(Aim): Restate the listing below word for word, omitting any images.

Extracted data entries:
+--
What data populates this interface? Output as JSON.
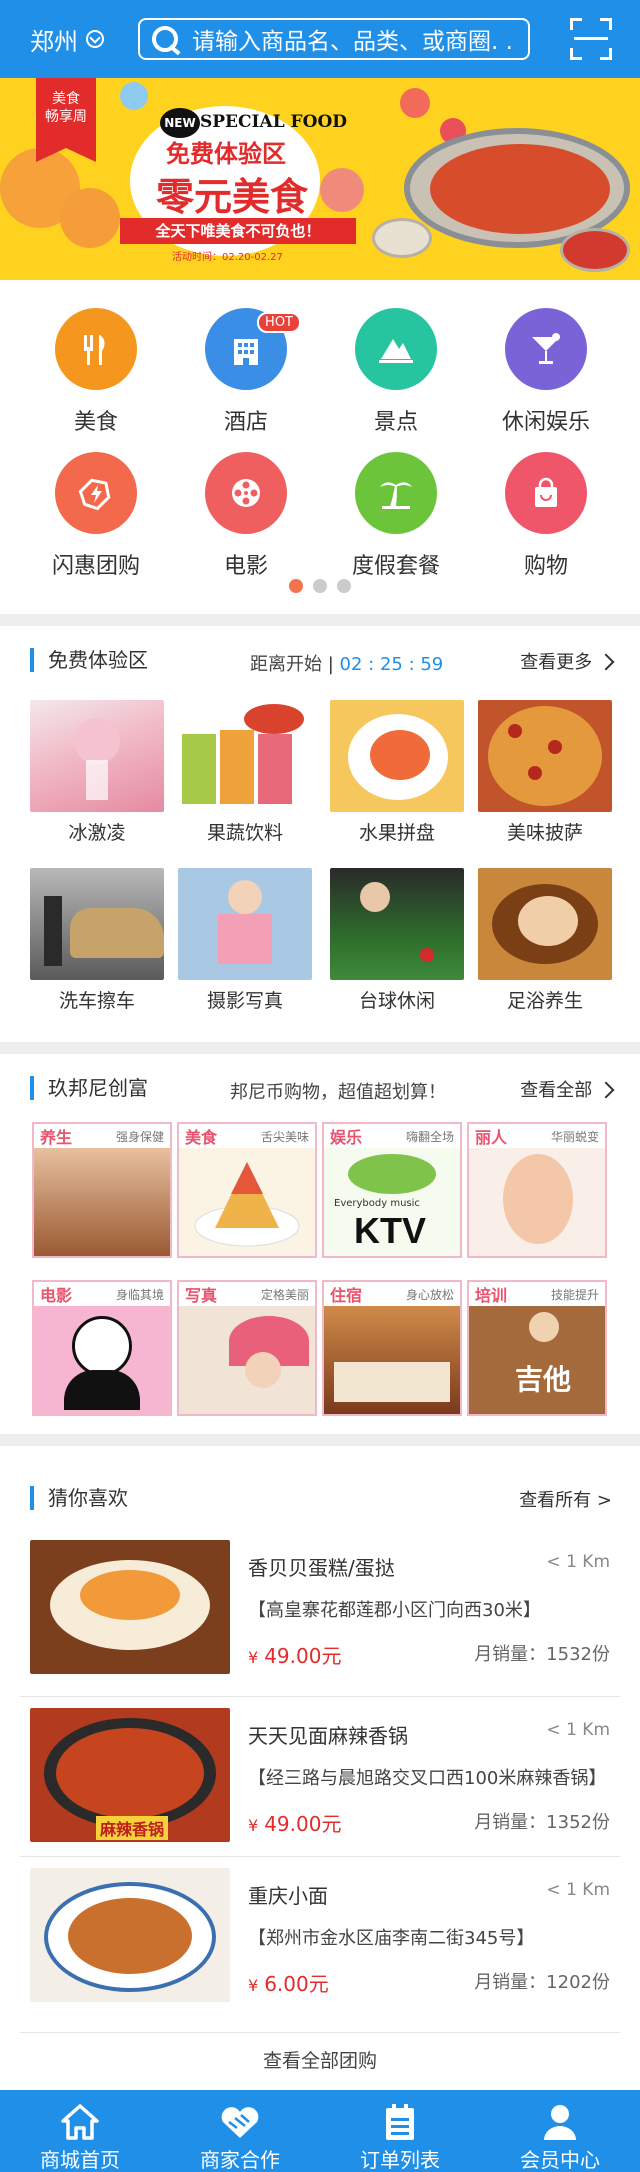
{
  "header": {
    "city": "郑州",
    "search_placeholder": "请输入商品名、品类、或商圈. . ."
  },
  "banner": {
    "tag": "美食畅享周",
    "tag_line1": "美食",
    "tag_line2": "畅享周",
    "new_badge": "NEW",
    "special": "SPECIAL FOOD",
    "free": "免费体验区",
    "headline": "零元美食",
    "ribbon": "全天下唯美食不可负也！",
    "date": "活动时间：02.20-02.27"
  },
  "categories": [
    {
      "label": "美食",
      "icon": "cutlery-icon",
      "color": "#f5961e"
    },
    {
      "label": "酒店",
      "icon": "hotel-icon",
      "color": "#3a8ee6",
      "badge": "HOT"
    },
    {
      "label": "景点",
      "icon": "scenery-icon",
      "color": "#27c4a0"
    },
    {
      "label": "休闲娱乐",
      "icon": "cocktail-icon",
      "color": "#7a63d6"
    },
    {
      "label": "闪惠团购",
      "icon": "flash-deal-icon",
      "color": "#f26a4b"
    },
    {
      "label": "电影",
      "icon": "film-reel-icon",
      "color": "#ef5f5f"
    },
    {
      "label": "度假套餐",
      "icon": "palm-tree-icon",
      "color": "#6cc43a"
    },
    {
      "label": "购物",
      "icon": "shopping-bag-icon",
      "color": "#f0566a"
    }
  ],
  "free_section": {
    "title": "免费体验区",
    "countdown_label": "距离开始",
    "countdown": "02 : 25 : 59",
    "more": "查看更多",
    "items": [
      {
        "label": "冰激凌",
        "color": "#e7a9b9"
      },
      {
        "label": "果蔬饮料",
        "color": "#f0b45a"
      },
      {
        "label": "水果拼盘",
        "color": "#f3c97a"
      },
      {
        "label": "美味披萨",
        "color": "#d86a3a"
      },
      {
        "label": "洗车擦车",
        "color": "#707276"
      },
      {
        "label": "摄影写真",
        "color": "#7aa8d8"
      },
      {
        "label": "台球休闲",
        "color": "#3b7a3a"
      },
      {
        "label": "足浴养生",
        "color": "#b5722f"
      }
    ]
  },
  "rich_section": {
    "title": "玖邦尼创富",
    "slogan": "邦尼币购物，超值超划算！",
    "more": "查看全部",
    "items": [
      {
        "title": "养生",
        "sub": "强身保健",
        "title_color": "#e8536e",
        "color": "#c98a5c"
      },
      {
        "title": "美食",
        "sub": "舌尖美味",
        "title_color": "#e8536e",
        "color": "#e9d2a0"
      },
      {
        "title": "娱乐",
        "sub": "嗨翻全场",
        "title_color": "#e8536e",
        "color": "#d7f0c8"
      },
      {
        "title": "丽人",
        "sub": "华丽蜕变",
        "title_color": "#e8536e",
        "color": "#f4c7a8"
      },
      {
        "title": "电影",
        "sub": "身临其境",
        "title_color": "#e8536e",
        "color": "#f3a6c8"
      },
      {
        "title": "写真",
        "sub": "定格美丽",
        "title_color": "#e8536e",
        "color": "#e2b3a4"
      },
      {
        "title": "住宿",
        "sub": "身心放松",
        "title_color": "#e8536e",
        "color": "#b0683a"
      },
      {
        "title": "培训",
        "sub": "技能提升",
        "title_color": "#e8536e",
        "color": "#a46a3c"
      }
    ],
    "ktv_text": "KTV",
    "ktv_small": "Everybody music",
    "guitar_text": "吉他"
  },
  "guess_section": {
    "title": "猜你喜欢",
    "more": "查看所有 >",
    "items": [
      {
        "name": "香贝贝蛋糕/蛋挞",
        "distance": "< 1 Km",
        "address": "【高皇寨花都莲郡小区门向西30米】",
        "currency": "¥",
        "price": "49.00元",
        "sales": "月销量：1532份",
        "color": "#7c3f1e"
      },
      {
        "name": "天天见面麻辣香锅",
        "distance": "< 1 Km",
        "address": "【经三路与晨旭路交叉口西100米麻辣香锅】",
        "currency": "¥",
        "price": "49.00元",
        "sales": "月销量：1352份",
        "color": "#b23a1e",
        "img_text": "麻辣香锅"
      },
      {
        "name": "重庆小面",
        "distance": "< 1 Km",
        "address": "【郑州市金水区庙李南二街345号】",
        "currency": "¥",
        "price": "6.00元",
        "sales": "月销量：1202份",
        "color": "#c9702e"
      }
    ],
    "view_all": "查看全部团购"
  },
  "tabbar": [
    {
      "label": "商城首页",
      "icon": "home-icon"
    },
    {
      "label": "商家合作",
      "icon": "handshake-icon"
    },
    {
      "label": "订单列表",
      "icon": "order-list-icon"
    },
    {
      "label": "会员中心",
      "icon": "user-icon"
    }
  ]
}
+--
(Answer in full):
What data populates this interface? Output as JSON.
{
  "header": {
    "city": "郑州",
    "search_placeholder": "请输入商品名、品类、或商圈. . ."
  },
  "banner": {
    "tag": "美食畅享周",
    "tag_line1": "美食",
    "tag_line2": "畅享周",
    "new_badge": "NEW",
    "special": "SPECIAL FOOD",
    "free": "免费体验区",
    "headline": "零元美食",
    "ribbon": "全天下唯美食不可负也！",
    "date": "活动时间：02.20-02.27"
  },
  "categories": [
    {
      "label": "美食",
      "icon": "cutlery-icon",
      "color": "#f5961e"
    },
    {
      "label": "酒店",
      "icon": "hotel-icon",
      "color": "#3a8ee6",
      "badge": "HOT"
    },
    {
      "label": "景点",
      "icon": "scenery-icon",
      "color": "#27c4a0"
    },
    {
      "label": "休闲娱乐",
      "icon": "cocktail-icon",
      "color": "#7a63d6"
    },
    {
      "label": "闪惠团购",
      "icon": "flash-deal-icon",
      "color": "#f26a4b"
    },
    {
      "label": "电影",
      "icon": "film-reel-icon",
      "color": "#ef5f5f"
    },
    {
      "label": "度假套餐",
      "icon": "palm-tree-icon",
      "color": "#6cc43a"
    },
    {
      "label": "购物",
      "icon": "shopping-bag-icon",
      "color": "#f0566a"
    }
  ],
  "free_section": {
    "title": "免费体验区",
    "countdown_label": "距离开始",
    "countdown": "02 : 25 : 59",
    "more": "查看更多",
    "items": [
      {
        "label": "冰激凌",
        "color": "#e7a9b9"
      },
      {
        "label": "果蔬饮料",
        "color": "#f0b45a"
      },
      {
        "label": "水果拼盘",
        "color": "#f3c97a"
      },
      {
        "label": "美味披萨",
        "color": "#d86a3a"
      },
      {
        "label": "洗车擦车",
        "color": "#707276"
      },
      {
        "label": "摄影写真",
        "color": "#7aa8d8"
      },
      {
        "label": "台球休闲",
        "color": "#3b7a3a"
      },
      {
        "label": "足浴养生",
        "color": "#b5722f"
      }
    ]
  },
  "rich_section": {
    "title": "玖邦尼创富",
    "slogan": "邦尼币购物，超值超划算！",
    "more": "查看全部",
    "items": [
      {
        "title": "养生",
        "sub": "强身保健",
        "title_color": "#e8536e",
        "color": "#c98a5c"
      },
      {
        "title": "美食",
        "sub": "舌尖美味",
        "title_color": "#e8536e",
        "color": "#e9d2a0"
      },
      {
        "title": "娱乐",
        "sub": "嗨翻全场",
        "title_color": "#e8536e",
        "color": "#d7f0c8"
      },
      {
        "title": "丽人",
        "sub": "华丽蜕变",
        "title_color": "#e8536e",
        "color": "#f4c7a8"
      },
      {
        "title": "电影",
        "sub": "身临其境",
        "title_color": "#e8536e",
        "color": "#f3a6c8"
      },
      {
        "title": "写真",
        "sub": "定格美丽",
        "title_color": "#e8536e",
        "color": "#e2b3a4"
      },
      {
        "title": "住宿",
        "sub": "身心放松",
        "title_color": "#e8536e",
        "color": "#b0683a"
      },
      {
        "title": "培训",
        "sub": "技能提升",
        "title_color": "#e8536e",
        "color": "#a46a3c"
      }
    ],
    "ktv_text": "KTV",
    "ktv_small": "Everybody music",
    "guitar_text": "吉他"
  },
  "guess_section": {
    "title": "猜你喜欢",
    "more": "查看所有 >",
    "items": [
      {
        "name": "香贝贝蛋糕/蛋挞",
        "distance": "< 1 Km",
        "address": "【高皇寨花都莲郡小区门向西30米】",
        "currency": "¥",
        "price": "49.00元",
        "sales": "月销量：1532份",
        "color": "#7c3f1e"
      },
      {
        "name": "天天见面麻辣香锅",
        "distance": "< 1 Km",
        "address": "【经三路与晨旭路交叉口西100米麻辣香锅】",
        "currency": "¥",
        "price": "49.00元",
        "sales": "月销量：1352份",
        "color": "#b23a1e",
        "img_text": "麻辣香锅"
      },
      {
        "name": "重庆小面",
        "distance": "< 1 Km",
        "address": "【郑州市金水区庙李南二街345号】",
        "currency": "¥",
        "price": "6.00元",
        "sales": "月销量：1202份",
        "color": "#c9702e"
      }
    ],
    "view_all": "查看全部团购"
  },
  "tabbar": [
    {
      "label": "商城首页",
      "icon": "home-icon"
    },
    {
      "label": "商家合作",
      "icon": "handshake-icon"
    },
    {
      "label": "订单列表",
      "icon": "order-list-icon"
    },
    {
      "label": "会员中心",
      "icon": "user-icon"
    }
  ]
}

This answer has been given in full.